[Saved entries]
□ □ □
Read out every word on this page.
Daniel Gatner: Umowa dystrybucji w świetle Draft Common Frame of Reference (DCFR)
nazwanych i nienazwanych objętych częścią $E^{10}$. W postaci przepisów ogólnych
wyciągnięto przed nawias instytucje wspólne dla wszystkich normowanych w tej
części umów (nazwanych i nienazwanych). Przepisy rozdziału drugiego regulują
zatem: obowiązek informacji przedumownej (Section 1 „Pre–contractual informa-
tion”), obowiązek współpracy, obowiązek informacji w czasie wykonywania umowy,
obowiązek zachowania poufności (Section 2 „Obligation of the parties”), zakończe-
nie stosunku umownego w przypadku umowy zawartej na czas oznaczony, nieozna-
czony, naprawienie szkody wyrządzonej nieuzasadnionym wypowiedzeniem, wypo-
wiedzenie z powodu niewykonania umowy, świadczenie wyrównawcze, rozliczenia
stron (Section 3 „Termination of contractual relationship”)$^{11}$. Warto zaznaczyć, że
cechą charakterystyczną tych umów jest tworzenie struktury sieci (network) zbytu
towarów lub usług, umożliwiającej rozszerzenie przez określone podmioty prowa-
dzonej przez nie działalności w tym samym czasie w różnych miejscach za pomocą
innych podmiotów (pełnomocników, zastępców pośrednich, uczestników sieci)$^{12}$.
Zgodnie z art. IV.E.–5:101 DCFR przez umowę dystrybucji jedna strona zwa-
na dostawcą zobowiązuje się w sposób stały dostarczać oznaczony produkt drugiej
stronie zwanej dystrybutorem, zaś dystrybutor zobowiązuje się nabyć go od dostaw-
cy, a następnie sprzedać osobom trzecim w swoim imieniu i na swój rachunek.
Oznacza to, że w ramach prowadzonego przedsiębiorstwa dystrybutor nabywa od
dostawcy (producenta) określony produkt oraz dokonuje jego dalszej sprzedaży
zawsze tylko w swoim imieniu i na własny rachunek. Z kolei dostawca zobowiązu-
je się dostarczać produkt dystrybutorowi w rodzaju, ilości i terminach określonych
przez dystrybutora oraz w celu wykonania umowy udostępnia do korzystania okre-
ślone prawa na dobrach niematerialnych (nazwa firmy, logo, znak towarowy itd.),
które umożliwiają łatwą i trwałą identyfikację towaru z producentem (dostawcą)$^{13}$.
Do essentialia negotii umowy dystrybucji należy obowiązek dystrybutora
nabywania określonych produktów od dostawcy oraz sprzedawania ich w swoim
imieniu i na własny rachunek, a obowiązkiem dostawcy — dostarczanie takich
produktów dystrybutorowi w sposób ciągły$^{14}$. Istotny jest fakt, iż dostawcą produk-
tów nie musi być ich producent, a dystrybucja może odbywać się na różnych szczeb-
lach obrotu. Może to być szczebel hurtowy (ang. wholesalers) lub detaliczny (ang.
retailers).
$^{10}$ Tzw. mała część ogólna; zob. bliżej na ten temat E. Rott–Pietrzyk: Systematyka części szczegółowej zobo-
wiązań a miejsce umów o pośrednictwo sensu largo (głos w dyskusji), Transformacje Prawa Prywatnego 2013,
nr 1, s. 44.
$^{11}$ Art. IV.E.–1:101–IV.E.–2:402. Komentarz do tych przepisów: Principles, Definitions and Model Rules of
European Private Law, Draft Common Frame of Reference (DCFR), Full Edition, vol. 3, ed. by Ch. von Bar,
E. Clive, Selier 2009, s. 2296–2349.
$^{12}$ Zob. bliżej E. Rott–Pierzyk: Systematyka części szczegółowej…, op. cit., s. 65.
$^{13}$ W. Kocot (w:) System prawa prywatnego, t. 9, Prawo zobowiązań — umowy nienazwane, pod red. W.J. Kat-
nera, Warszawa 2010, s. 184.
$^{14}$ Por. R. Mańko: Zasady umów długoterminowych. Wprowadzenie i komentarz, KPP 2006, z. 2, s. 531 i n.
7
□ □ □
__WHAT IS BEING ASKED__.
Write every record out again, unaltered.

__RESULT OF THE TASK__.
Read out every word on this page.
Daniel Gatner: Umowa dystrybucji w świetle Draft Common Frame of Reference (DCFR)
nazwanych i nienazwanych objętych częścią $E^{10}$. W postaci przepisów ogólnych
wyciągnięto przed nawias instytucje wspólne dla wszystkich normowanych w tej
części umów (nazwanych i nienazwanych). Przepisy rozdziału drugiego regulują
zatem: obowiązek informacji przedumownej (Section 1 „Pre–contractual informa-
tion”), obowiązek współpracy, obowiązek informacji w czasie wykonywania umowy,
obowiązek zachowania poufności (Section 2 „Obligation of the parties”), zakończe-
nie stosunku umownego w przypadku umowy zawartej na czas oznaczony, nieozna-
czony, naprawienie szkody wyrządzonej nieuzasadnionym wypowiedzeniem, wypo-
wiedzenie z powodu niewykonania umowy, świadczenie wyrównawcze, rozliczenia
stron (Section 3 „Termination of contractual relationship”)$^{11}$. Warto zaznaczyć, że
cechą charakterystyczną tych umów jest tworzenie struktury sieci (network) zbytu
towarów lub usług, umożliwiającej rozszerzenie przez określone podmioty prowa-
dzonej przez nie działalności w tym samym czasie w różnych miejscach za pomocą
innych podmiotów (pełnomocników, zastępców pośrednich, uczestników sieci)$^{12}$.
Zgodnie z art. IV.E.–5:101 DCFR przez umowę dystrybucji jedna strona zwa-
na dostawcą zobowiązuje się w sposób stały dostarczać oznaczony produkt drugiej
stronie zwanej dystrybutorem, zaś dystrybutor zobowiązuje się nabyć go od dostaw-
cy, a następnie sprzedać osobom trzecim w swoim imieniu i na swój rachunek.
Oznacza to, że w ramach prowadzonego przedsiębiorstwa dystrybutor nabywa od
dostawcy (producenta) określony produkt oraz dokonuje jego dalszej sprzedaży
zawsze tylko w swoim imieniu i na własny rachunek. Z kolei dostawca zobowiązu-
je się dostarczać produkt dystrybutorowi w rodzaju, ilości i terminach określonych
przez dystrybutora oraz w celu wykonania umowy udostępnia do korzystania okre-
ślone prawa na dobrach niematerialnych (nazwa firmy, logo, znak towarowy itd.),
które umożliwiają łatwą i trwałą identyfikację towaru z producentem (dostawcą)$^{13}$.
Do essentialia negotii umowy dystrybucji należy obowiązek dystrybutora
nabywania określonych produktów od dostawcy oraz sprzedawania ich w swoim
imieniu i na własny rachunek, a obowiązkiem dostawcy — dostarczanie takich
produktów dystrybutorowi w sposób ciągły$^{14}$. Istotny jest fakt, iż dostawcą produk-
tów nie musi być ich producent, a dystrybucja może odbywać się na różnych szczeb-
lach obrotu. Może to być szczebel hurtowy (ang. wholesalers) lub detaliczny (ang.
retailers).
$^{10}$ Tzw. mała część ogólna; zob. bliżej na ten temat E. Rott–Pietrzyk: Systematyka części szczegółowej zobo-
wiązań a miejsce umów o pośrednictwo sensu largo (głos w dyskusji), Transformacje Prawa Prywatnego 2013,
nr 1, s. 44.
$^{11}$ Art. IV.E.–1:101–IV.E.–2:402. Komentarz do tych przepisów: Principles, Definitions and Model Rules of
European Private Law, Draft Common Frame of Reference (DCFR), Full Edition, vol. 3, ed. by Ch. von Bar,
E. Clive, Selier 2009, s. 2296–2349.
$^{12}$ Zob. bliżej E. Rott–Pierzyk: Systematyka części szczegółowej…, op. cit., s. 65.
$^{13}$ W. Kocot (w:) System prawa prywatnego, t. 9, Prawo zobowiązań — umowy nienazwane, pod red. W.J. Kat-
nera, Warszawa 2010, s. 184.
$^{14}$ Por. R. Mańko: Zasady umów długoterminowych. Wprowadzenie i komentarz, KPP 2006, z. 2, s. 531 i n.
7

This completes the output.